Recorded data.
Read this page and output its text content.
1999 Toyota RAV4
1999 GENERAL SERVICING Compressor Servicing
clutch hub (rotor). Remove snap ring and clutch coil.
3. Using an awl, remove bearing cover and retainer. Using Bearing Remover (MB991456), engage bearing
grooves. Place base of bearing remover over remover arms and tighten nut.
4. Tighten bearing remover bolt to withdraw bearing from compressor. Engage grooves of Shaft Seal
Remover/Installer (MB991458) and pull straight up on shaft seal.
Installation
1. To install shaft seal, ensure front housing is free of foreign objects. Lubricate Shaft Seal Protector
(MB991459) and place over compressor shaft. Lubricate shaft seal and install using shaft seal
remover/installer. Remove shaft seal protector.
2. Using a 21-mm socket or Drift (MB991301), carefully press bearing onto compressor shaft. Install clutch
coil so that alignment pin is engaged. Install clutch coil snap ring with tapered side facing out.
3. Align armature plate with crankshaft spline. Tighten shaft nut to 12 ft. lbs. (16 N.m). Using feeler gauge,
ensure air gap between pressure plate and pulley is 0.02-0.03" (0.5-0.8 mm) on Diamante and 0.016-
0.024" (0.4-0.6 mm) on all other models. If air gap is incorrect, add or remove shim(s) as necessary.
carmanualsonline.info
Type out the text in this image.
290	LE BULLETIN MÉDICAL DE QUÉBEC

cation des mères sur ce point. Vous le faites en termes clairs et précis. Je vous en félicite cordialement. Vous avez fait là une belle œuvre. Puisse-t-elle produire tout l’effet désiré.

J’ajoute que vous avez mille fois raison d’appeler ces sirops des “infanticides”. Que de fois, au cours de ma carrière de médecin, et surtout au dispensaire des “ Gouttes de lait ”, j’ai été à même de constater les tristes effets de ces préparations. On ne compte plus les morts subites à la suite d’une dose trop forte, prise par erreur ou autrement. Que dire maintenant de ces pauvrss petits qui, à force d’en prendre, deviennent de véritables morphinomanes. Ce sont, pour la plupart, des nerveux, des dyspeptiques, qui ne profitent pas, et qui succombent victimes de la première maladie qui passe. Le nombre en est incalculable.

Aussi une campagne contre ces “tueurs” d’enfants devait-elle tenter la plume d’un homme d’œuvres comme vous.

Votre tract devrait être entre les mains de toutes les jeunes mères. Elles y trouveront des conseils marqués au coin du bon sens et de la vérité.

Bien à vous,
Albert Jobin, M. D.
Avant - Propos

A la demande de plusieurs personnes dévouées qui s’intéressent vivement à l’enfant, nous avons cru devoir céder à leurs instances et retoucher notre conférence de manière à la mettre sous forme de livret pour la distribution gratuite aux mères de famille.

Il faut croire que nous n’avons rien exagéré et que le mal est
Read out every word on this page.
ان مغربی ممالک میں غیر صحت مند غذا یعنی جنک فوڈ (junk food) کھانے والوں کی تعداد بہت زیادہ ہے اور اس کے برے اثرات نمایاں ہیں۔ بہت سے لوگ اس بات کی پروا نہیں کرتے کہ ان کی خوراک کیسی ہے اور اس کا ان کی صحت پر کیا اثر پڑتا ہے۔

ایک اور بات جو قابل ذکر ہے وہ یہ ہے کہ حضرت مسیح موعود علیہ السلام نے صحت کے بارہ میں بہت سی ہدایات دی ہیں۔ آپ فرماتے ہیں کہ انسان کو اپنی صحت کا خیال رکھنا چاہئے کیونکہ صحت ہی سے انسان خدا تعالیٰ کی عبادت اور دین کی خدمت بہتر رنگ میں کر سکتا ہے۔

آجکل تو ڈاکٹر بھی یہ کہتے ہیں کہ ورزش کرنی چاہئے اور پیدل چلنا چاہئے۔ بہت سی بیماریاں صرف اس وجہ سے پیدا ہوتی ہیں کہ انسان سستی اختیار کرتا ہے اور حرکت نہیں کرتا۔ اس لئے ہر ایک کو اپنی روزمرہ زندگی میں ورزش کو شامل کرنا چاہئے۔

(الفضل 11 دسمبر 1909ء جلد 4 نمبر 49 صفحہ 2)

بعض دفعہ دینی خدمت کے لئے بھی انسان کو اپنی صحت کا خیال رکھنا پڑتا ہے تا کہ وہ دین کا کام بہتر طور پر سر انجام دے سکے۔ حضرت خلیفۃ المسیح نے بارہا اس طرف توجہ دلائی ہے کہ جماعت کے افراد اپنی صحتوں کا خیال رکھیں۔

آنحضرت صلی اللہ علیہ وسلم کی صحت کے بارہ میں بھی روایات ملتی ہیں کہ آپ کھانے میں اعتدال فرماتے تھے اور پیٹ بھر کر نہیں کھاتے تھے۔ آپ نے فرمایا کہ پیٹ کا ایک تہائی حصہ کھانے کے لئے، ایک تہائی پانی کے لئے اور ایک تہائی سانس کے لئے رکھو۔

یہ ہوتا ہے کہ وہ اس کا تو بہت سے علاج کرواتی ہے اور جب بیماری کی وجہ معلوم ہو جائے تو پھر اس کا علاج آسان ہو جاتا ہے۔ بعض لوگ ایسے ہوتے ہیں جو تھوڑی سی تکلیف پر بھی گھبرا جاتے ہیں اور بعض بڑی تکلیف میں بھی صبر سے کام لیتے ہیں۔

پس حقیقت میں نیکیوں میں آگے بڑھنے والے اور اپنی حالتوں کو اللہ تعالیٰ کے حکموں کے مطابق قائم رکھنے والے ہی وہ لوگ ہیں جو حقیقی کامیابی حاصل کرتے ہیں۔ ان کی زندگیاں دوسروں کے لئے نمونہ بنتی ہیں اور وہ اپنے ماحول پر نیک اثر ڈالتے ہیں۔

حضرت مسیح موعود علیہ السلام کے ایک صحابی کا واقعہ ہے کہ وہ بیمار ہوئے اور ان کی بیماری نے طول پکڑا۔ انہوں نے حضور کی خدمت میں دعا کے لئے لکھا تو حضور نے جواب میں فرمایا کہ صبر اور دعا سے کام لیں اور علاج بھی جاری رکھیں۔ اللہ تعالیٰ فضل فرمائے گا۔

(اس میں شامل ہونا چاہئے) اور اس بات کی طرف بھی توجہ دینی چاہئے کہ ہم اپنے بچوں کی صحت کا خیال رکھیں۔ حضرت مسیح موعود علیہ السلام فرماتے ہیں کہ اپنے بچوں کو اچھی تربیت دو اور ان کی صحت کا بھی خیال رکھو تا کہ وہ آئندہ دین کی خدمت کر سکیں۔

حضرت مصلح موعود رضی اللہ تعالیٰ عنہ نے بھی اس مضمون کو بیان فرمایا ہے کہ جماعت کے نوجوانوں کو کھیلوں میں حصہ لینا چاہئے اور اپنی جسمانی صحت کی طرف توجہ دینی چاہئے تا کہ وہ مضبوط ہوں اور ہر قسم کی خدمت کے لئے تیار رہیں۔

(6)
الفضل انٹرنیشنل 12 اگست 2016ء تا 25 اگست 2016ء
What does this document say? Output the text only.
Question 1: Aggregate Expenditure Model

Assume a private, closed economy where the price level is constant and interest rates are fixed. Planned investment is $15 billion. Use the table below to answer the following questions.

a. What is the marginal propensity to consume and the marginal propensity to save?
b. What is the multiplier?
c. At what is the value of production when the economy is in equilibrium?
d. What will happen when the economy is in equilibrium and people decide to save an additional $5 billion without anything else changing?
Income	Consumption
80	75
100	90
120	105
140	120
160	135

What is expected. Gather each line in the entries above where the string "save" is found.

Exercise output.
a. What is the marginal propensity to consume and the marginal propensity to save?
d. What will happen when the economy is in equilibrium and people decide to save an additional $5 billion without anything else changing?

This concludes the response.